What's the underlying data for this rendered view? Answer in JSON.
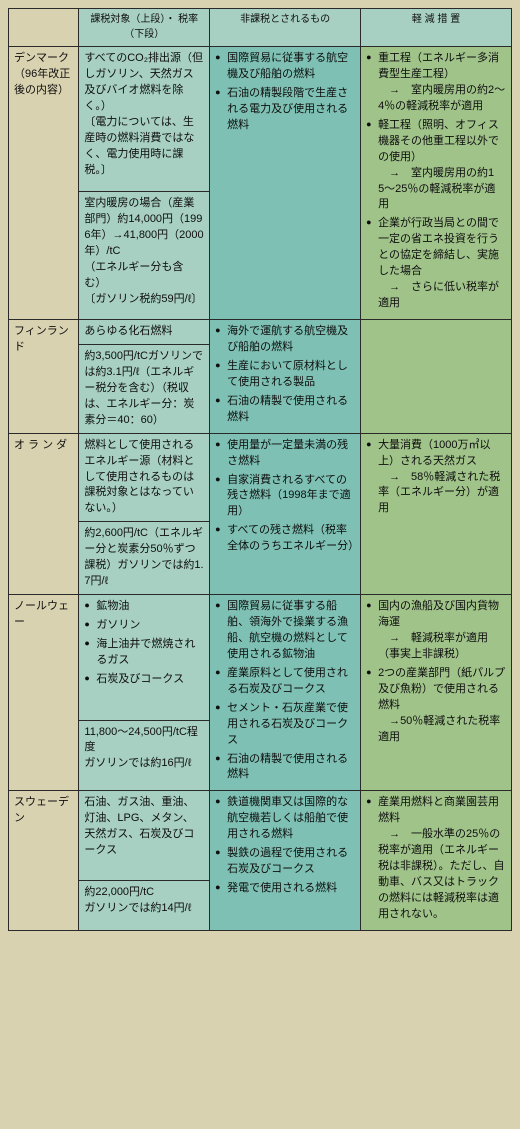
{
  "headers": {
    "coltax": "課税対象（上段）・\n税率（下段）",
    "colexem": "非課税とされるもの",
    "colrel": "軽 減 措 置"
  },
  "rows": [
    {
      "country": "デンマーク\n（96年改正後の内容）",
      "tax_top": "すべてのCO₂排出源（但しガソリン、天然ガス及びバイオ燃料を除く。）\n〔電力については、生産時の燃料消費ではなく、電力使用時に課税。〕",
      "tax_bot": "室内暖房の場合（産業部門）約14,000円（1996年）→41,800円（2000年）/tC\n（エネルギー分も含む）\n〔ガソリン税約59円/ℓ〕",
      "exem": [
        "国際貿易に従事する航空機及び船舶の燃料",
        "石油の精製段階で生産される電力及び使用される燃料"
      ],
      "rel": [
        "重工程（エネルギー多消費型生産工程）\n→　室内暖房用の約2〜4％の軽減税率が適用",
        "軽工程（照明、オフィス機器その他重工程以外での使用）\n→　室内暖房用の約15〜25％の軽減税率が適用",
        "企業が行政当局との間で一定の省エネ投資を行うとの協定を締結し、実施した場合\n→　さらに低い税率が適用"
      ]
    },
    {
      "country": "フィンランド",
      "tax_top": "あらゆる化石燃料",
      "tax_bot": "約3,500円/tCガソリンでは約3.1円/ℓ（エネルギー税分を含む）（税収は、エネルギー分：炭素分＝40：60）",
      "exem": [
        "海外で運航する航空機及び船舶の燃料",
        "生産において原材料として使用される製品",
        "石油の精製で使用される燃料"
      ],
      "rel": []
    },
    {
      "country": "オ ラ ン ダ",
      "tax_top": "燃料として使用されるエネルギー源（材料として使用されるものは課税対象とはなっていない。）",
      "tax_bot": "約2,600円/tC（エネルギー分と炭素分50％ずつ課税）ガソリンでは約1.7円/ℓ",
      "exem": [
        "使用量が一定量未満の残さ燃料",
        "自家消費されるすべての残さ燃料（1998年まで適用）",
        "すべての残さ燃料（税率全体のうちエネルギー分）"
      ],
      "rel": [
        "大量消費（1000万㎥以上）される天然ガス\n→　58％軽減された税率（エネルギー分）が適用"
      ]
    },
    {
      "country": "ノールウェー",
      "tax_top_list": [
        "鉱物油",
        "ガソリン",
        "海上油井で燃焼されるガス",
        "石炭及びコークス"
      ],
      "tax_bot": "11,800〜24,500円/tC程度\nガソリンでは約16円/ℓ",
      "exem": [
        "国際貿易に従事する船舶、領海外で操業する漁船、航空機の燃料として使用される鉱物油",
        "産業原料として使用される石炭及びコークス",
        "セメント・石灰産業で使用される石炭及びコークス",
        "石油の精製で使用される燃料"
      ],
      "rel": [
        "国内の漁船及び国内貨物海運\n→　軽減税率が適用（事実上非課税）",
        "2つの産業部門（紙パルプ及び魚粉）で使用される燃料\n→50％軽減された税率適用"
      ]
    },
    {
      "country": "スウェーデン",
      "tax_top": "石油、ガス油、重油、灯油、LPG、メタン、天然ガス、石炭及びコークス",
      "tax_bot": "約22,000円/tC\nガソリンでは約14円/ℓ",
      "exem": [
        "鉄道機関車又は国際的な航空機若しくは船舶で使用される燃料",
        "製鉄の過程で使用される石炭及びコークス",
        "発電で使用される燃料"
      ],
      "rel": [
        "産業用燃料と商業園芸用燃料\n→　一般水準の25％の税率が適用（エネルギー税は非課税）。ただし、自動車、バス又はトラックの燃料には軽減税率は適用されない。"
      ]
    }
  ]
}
****
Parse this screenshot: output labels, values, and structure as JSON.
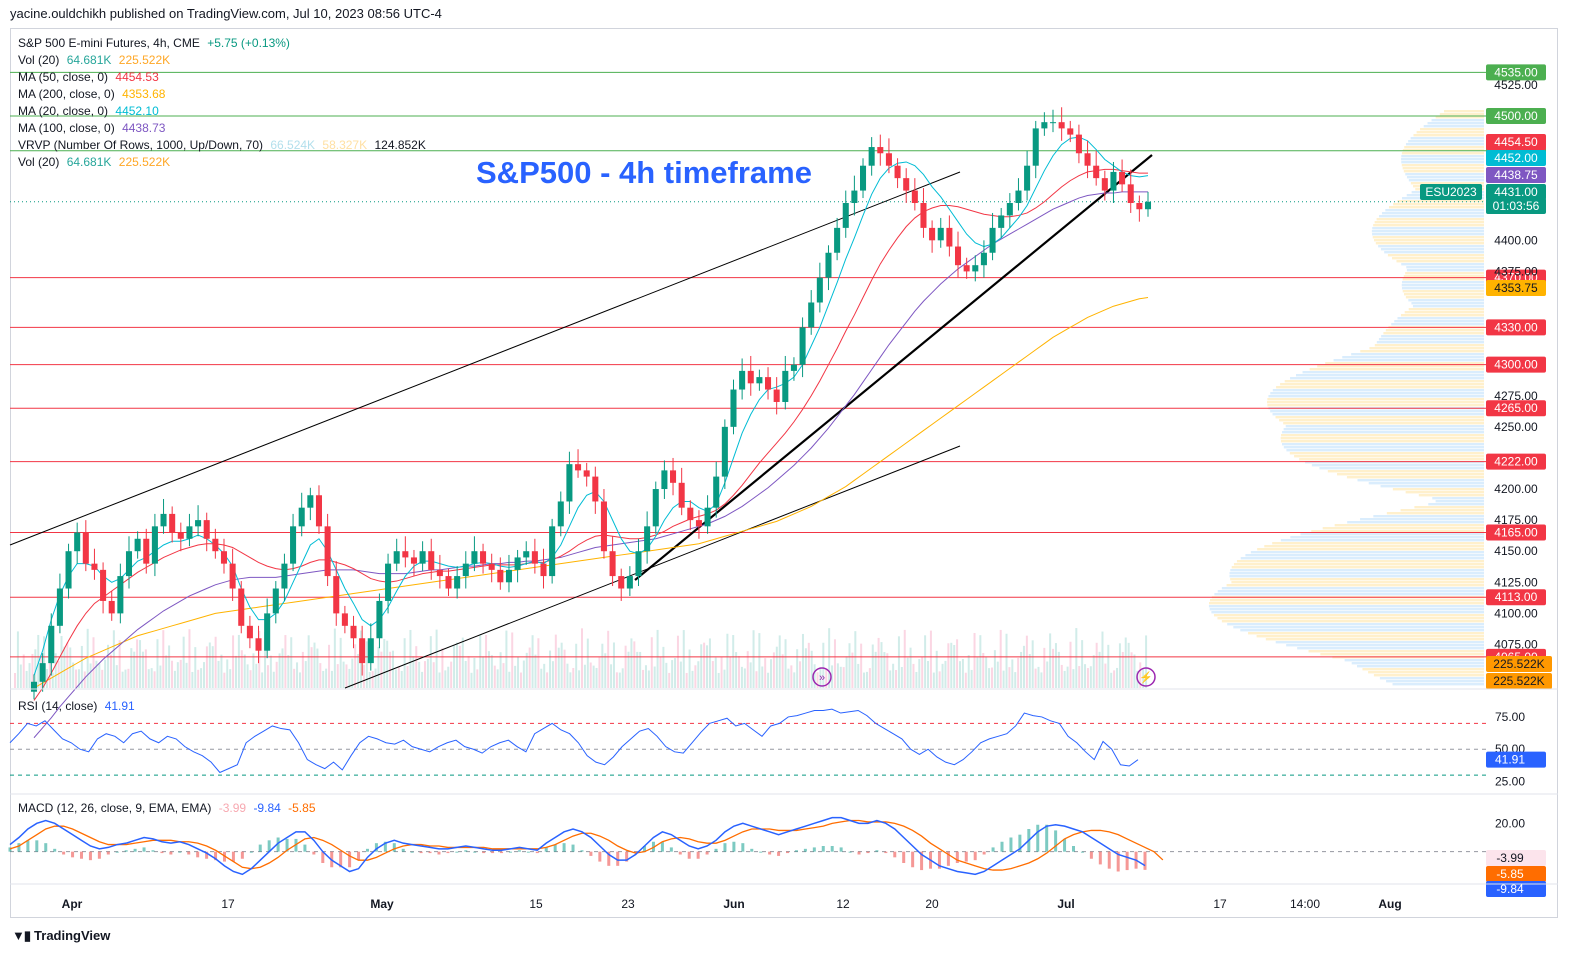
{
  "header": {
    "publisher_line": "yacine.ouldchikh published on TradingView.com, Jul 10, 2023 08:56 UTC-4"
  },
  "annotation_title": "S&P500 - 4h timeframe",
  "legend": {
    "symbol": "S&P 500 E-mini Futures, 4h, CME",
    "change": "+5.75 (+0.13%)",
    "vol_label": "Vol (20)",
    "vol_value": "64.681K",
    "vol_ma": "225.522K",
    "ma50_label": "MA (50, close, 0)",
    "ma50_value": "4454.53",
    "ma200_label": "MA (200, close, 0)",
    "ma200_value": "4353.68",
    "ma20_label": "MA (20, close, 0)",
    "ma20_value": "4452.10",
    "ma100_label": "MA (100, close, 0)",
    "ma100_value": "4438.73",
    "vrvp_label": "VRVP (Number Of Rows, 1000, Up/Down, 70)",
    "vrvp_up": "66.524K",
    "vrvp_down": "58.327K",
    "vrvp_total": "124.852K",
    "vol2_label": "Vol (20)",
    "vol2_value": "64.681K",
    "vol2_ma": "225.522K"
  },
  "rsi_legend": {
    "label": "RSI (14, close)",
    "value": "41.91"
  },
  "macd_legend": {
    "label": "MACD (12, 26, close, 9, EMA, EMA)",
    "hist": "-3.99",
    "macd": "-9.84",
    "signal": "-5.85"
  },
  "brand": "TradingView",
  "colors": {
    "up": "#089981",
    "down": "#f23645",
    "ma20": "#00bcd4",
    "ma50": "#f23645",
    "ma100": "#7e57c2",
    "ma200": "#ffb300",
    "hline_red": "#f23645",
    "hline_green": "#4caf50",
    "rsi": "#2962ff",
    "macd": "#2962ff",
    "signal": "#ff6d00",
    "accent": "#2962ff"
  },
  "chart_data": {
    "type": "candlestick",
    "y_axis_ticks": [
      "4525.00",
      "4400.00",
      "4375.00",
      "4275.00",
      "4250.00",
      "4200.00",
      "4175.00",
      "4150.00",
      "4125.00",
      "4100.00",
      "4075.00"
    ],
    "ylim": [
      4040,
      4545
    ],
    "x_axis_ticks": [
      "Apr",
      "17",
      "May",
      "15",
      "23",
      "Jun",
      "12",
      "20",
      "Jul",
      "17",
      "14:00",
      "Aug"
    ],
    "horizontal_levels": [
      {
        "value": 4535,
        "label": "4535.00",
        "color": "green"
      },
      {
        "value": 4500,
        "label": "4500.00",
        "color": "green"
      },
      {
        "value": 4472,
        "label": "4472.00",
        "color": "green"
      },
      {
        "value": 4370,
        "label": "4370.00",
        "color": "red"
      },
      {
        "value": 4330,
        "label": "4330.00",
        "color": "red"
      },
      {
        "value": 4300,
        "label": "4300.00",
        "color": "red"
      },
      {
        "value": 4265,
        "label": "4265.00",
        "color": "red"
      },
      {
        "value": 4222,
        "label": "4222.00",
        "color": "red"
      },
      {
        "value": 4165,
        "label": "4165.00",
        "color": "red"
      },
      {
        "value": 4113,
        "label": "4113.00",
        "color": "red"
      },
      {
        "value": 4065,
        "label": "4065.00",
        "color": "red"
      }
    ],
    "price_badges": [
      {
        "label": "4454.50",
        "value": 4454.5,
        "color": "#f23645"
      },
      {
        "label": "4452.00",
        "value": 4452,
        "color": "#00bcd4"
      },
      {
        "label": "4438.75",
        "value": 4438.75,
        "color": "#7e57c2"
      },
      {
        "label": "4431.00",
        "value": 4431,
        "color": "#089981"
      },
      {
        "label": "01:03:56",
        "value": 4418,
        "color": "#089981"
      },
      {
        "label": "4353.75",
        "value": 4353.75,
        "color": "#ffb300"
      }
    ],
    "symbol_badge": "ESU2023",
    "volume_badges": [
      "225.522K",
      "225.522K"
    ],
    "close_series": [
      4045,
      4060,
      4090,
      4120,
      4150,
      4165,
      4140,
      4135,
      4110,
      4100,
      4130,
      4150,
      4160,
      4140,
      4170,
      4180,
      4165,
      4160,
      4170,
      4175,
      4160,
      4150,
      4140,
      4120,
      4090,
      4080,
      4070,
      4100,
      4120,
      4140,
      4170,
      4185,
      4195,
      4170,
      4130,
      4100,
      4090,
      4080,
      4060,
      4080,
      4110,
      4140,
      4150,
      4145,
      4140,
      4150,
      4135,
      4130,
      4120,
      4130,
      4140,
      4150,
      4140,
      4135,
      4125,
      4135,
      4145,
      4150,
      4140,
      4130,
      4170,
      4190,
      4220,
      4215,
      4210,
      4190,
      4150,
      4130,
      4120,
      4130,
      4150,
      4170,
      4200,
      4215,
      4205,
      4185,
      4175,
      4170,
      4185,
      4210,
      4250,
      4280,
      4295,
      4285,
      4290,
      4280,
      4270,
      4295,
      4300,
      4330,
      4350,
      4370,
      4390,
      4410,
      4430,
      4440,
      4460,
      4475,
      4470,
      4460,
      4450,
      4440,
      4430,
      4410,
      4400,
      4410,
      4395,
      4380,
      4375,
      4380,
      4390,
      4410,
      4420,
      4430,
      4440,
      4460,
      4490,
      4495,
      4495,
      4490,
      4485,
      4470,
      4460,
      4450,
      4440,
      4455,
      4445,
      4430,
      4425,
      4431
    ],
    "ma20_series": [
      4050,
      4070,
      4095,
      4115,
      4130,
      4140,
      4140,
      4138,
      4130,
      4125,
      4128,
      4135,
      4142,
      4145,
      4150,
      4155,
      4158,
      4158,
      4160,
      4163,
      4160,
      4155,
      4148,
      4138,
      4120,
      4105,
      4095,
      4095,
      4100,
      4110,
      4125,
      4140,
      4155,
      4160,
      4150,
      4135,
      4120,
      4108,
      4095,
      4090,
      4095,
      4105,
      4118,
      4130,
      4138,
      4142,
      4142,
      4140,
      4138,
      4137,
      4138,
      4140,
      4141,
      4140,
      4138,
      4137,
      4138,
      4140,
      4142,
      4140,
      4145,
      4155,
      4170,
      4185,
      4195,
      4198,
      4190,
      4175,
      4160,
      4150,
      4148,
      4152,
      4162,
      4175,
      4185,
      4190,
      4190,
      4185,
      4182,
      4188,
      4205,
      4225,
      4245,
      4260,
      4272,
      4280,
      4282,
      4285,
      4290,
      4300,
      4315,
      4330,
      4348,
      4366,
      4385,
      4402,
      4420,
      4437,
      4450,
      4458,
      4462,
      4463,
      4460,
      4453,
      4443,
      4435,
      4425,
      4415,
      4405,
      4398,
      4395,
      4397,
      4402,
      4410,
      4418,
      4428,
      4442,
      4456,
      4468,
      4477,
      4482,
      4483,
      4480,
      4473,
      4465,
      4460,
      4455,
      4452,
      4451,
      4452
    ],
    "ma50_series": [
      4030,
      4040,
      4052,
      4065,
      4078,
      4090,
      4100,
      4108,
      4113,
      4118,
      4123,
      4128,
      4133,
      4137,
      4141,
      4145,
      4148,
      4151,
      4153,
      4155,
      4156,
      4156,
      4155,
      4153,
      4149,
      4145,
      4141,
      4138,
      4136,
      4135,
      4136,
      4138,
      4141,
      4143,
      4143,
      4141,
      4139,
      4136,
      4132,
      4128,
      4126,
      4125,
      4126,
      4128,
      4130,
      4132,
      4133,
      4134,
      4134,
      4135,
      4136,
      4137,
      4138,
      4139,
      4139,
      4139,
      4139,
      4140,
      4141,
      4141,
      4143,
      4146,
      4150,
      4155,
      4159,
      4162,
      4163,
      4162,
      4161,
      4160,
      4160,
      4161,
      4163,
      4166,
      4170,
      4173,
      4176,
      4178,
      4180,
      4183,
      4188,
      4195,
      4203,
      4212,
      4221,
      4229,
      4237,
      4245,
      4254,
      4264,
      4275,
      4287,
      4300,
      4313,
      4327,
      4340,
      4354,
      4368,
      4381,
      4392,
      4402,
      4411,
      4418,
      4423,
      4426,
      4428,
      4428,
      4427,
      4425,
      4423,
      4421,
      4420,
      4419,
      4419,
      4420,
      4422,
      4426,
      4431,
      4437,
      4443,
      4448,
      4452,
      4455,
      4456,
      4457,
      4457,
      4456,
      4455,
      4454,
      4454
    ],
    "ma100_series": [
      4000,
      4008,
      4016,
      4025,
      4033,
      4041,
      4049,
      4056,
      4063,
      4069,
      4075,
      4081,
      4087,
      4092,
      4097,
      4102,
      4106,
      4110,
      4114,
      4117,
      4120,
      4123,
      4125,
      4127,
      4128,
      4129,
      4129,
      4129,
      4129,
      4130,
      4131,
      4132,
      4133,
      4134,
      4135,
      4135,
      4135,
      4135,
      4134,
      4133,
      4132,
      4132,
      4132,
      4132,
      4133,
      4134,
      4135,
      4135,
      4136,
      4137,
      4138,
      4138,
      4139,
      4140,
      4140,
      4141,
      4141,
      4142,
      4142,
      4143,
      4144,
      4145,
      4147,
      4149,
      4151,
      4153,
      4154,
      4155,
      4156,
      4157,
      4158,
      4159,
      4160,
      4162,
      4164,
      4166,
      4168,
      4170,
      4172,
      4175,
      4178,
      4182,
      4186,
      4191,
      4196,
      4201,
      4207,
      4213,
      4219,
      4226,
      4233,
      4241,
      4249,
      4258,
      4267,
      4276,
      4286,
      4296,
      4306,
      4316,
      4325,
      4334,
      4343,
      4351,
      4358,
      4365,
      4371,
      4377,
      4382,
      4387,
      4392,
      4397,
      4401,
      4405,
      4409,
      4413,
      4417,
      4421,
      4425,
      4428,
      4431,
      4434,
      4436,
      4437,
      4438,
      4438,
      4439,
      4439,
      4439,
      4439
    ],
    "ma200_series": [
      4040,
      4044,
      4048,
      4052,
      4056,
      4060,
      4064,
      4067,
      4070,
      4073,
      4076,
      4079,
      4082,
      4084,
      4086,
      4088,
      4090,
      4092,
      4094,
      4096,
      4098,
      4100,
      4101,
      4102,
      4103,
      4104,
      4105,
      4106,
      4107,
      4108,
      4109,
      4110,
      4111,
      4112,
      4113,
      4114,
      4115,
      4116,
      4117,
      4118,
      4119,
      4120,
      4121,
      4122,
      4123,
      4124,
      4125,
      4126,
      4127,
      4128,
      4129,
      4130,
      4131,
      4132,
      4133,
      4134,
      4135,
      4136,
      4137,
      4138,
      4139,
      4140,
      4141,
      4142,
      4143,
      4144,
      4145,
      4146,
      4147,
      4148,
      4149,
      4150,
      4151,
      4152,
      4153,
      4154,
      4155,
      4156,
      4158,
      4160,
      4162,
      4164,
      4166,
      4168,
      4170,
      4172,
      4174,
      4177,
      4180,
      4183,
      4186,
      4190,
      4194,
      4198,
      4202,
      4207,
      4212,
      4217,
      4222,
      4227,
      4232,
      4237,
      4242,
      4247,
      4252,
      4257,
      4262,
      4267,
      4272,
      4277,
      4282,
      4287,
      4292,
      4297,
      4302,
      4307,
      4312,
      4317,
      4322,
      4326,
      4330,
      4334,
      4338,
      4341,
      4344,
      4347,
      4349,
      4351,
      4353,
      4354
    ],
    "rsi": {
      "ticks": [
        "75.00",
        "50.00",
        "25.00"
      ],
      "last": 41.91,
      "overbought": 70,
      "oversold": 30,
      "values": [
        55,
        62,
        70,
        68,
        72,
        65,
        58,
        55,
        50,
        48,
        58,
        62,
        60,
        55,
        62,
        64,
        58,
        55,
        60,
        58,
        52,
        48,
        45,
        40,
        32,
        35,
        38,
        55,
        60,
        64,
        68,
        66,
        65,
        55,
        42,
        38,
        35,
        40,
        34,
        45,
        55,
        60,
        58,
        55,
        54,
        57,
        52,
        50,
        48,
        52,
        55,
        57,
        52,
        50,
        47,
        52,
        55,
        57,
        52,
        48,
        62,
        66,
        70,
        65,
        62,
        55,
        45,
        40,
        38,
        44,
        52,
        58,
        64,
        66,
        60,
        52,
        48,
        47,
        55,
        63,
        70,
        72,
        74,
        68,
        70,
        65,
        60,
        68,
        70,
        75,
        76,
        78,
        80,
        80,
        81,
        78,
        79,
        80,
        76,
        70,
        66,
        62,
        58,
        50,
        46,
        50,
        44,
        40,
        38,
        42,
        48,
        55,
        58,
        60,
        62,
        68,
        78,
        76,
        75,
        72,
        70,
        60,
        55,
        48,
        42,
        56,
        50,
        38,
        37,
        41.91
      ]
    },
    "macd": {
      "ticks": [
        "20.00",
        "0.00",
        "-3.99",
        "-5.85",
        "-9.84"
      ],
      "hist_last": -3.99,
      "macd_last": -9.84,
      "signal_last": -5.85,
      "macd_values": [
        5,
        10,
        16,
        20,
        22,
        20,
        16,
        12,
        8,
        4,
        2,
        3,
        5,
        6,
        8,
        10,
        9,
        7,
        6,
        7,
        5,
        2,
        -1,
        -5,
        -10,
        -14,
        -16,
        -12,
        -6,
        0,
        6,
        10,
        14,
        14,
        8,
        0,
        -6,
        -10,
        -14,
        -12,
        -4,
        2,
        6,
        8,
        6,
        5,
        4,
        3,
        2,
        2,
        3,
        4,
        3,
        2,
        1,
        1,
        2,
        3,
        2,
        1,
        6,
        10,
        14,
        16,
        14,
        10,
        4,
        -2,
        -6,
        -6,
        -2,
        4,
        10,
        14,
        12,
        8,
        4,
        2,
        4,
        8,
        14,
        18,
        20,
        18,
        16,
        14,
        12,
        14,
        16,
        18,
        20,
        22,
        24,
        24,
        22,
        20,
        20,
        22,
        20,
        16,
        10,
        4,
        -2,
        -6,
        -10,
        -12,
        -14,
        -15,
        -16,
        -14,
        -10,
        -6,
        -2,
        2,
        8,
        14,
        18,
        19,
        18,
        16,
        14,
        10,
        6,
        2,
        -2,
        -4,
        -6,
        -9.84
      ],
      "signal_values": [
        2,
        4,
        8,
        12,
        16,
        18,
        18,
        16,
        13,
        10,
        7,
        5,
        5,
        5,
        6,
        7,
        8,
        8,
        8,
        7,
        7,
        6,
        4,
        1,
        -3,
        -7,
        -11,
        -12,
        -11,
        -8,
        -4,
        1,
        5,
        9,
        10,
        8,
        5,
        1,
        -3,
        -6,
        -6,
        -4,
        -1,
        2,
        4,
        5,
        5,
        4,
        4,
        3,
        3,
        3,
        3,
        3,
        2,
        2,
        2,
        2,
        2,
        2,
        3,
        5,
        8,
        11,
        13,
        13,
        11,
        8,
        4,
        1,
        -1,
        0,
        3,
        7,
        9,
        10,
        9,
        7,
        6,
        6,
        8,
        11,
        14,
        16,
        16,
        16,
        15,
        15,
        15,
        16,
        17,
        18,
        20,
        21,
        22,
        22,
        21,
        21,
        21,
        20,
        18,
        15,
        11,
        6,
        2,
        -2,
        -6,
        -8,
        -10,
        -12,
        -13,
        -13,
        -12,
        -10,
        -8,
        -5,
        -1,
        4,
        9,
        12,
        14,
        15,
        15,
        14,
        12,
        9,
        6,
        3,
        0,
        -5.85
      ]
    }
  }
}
****
-- Your task --
Each line above that includes "country" counts once; state the total and nothing more.

-- Final result --
5